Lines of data
* Begin *
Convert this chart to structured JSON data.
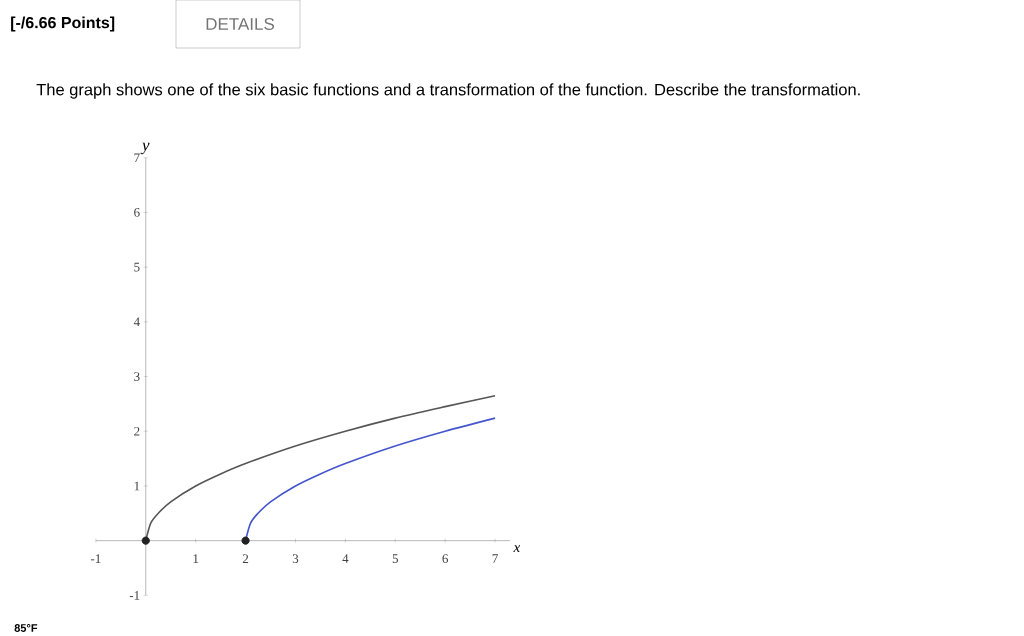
{
  "chart_data": {
    "type": "line",
    "title": "The graph shows one of the six basic functions and a transformation of the function. Describe the transformation.",
    "annotations": [
      "[-/6.66 Points]",
      "DETAILS",
      "85°F"
    ],
    "xlabel": "x",
    "ylabel": "y",
    "series": [
      {
        "color": "#555555",
        "x": [
          0,
          0.1,
          0.25,
          0.5,
          1,
          1.5,
          2,
          3,
          4,
          5,
          6,
          7
        ],
        "values": [
          0,
          0.32,
          0.5,
          0.71,
          1,
          1.22,
          1.41,
          1.73,
          2,
          2.24,
          2.45,
          2.65
        ]
      },
      {
        "color": "#4455cc",
        "x": [
          2,
          2.1,
          2.25,
          2.5,
          3,
          3.5,
          4,
          5,
          6,
          7
        ],
        "values": [
          0,
          0.32,
          0.5,
          0.71,
          1,
          1.22,
          1.41,
          1.73,
          2,
          2.24
        ]
      },
      {
        "type": "scatter",
        "marker": "circle",
        "color": "#222222",
        "x": [
          0,
          2
        ],
        "values": [
          0,
          0
        ]
      }
    ],
    "xlim": [
      -1,
      7.3
    ],
    "ylim": [
      -1,
      7
    ],
    "xticks": [
      -1,
      1,
      2,
      3,
      4,
      5,
      6,
      7
    ],
    "yticks": [
      -1,
      1,
      2,
      3,
      4,
      5,
      6,
      7
    ],
    "grid": false
  }
}
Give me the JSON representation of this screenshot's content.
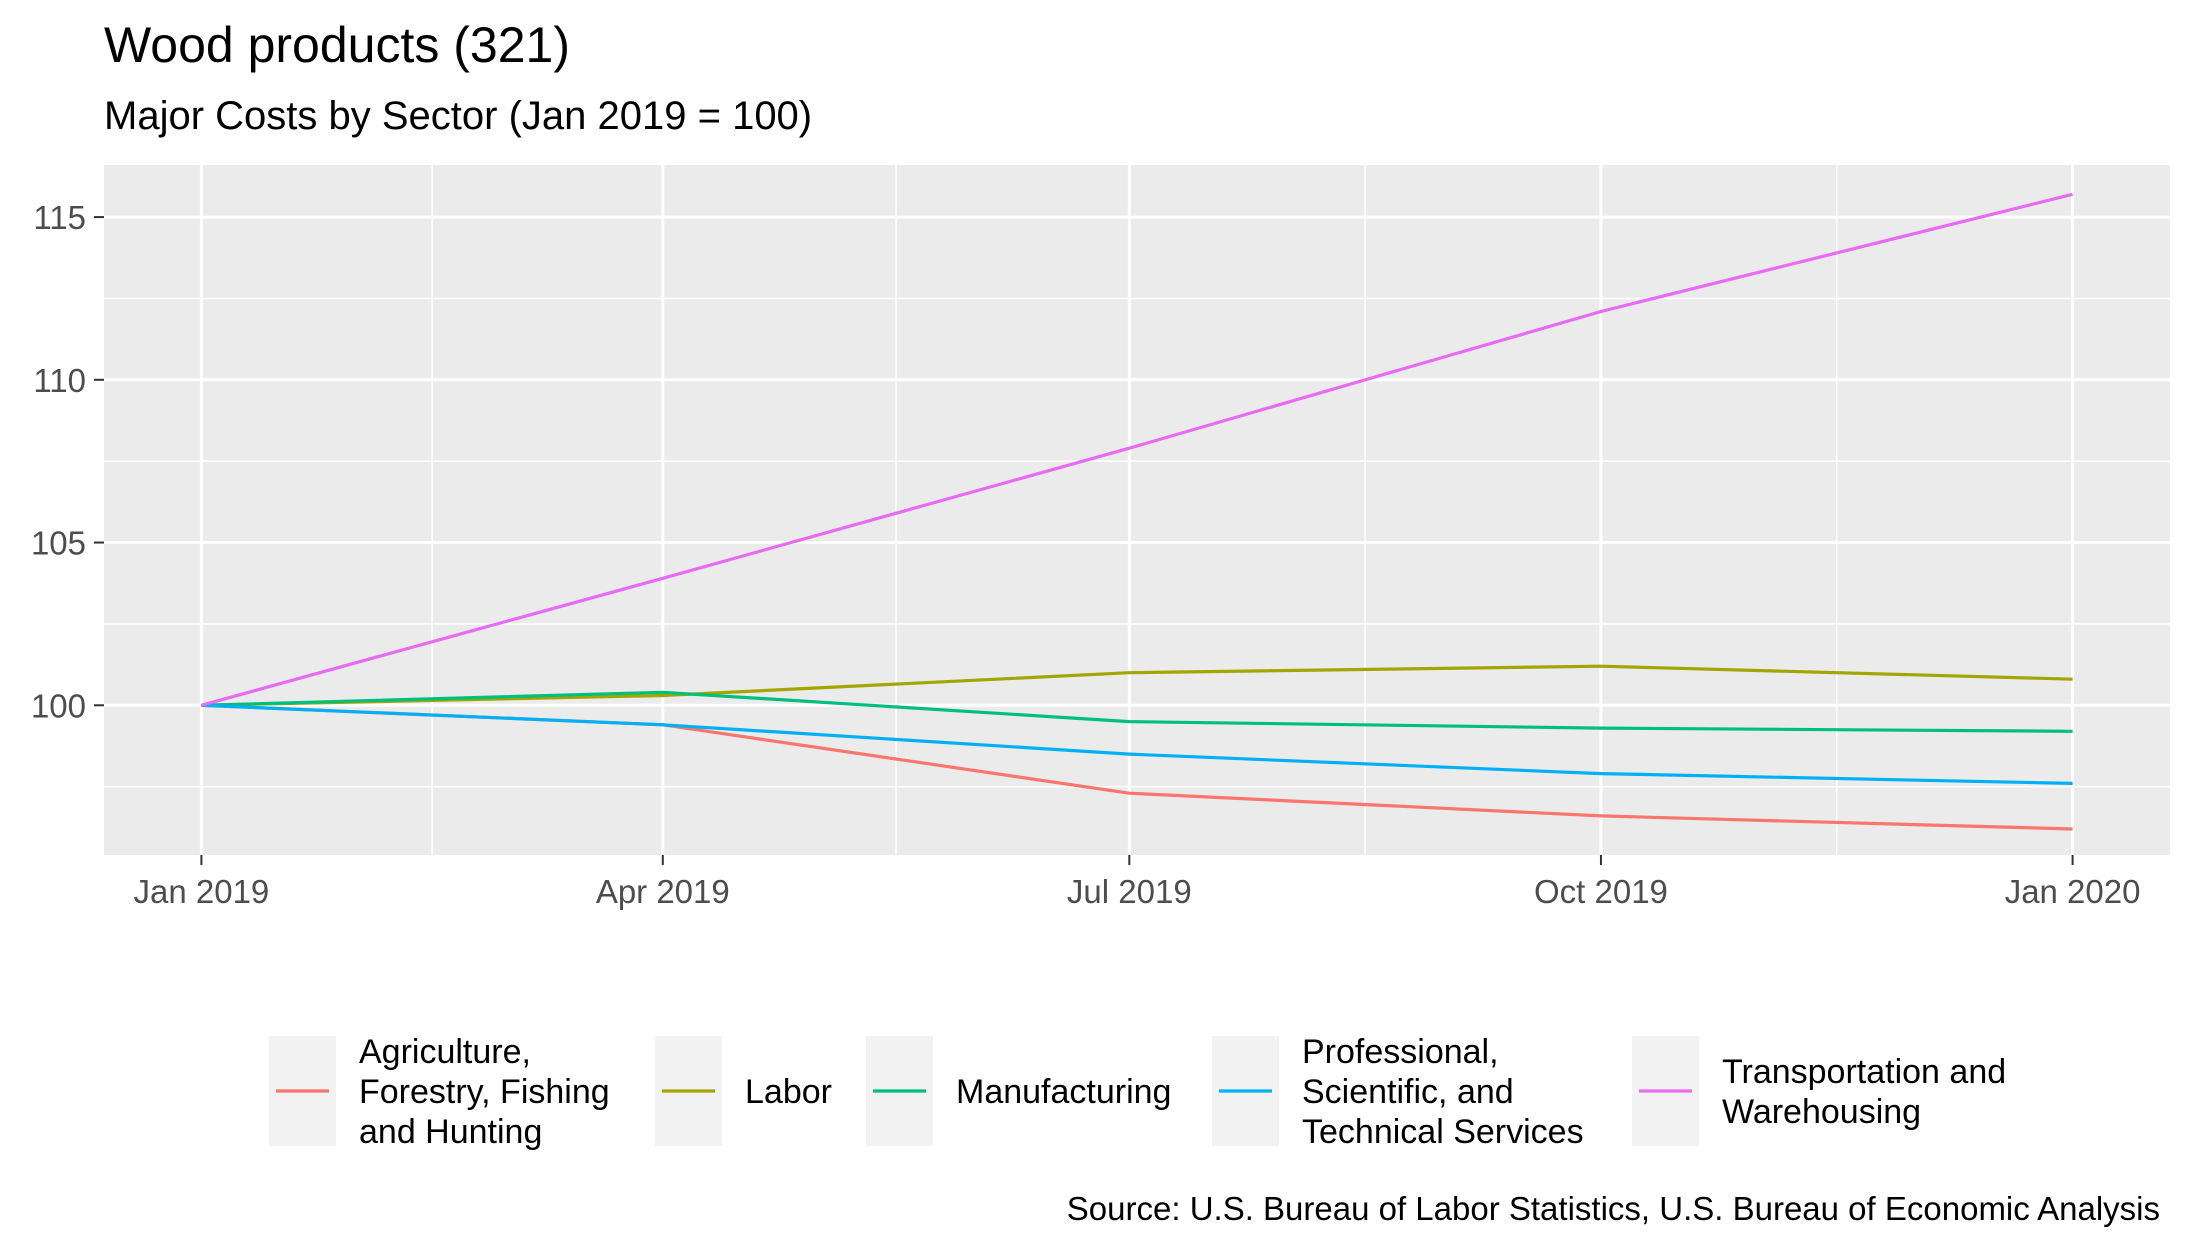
* End *
▶ **Work required**
Restate each entry word for word, please, but drop any images it holds.

▶ **Reply to the exercise**
Convert this chart to structured JSON data.
{
  "chart_data": {
    "type": "line",
    "title": "The graph shows one of the six basic functions and a transformation of the function. Describe the transformation.",
    "annotations": [
      "[-/6.66 Points]",
      "DETAILS",
      "85°F"
    ],
    "xlabel": "x",
    "ylabel": "y",
    "series": [
      {
        "color": "#555555",
        "x": [
          0,
          0.1,
          0.25,
          0.5,
          1,
          1.5,
          2,
          3,
          4,
          5,
          6,
          7
        ],
        "values": [
          0,
          0.32,
          0.5,
          0.71,
          1,
          1.22,
          1.41,
          1.73,
          2,
          2.24,
          2.45,
          2.65
        ]
      },
      {
        "color": "#4455cc",
        "x": [
          2,
          2.1,
          2.25,
          2.5,
          3,
          3.5,
          4,
          5,
          6,
          7
        ],
        "values": [
          0,
          0.32,
          0.5,
          0.71,
          1,
          1.22,
          1.41,
          1.73,
          2,
          2.24
        ]
      },
      {
        "type": "scatter",
        "marker": "circle",
        "color": "#222222",
        "x": [
          0,
          2
        ],
        "values": [
          0,
          0
        ]
      }
    ],
    "xlim": [
      -1,
      7.3
    ],
    "ylim": [
      -1,
      7
    ],
    "xticks": [
      -1,
      1,
      2,
      3,
      4,
      5,
      6,
      7
    ],
    "yticks": [
      -1,
      1,
      2,
      3,
      4,
      5,
      6,
      7
    ],
    "grid": false
  }
}
Give me the JSON representation of this screenshot's content.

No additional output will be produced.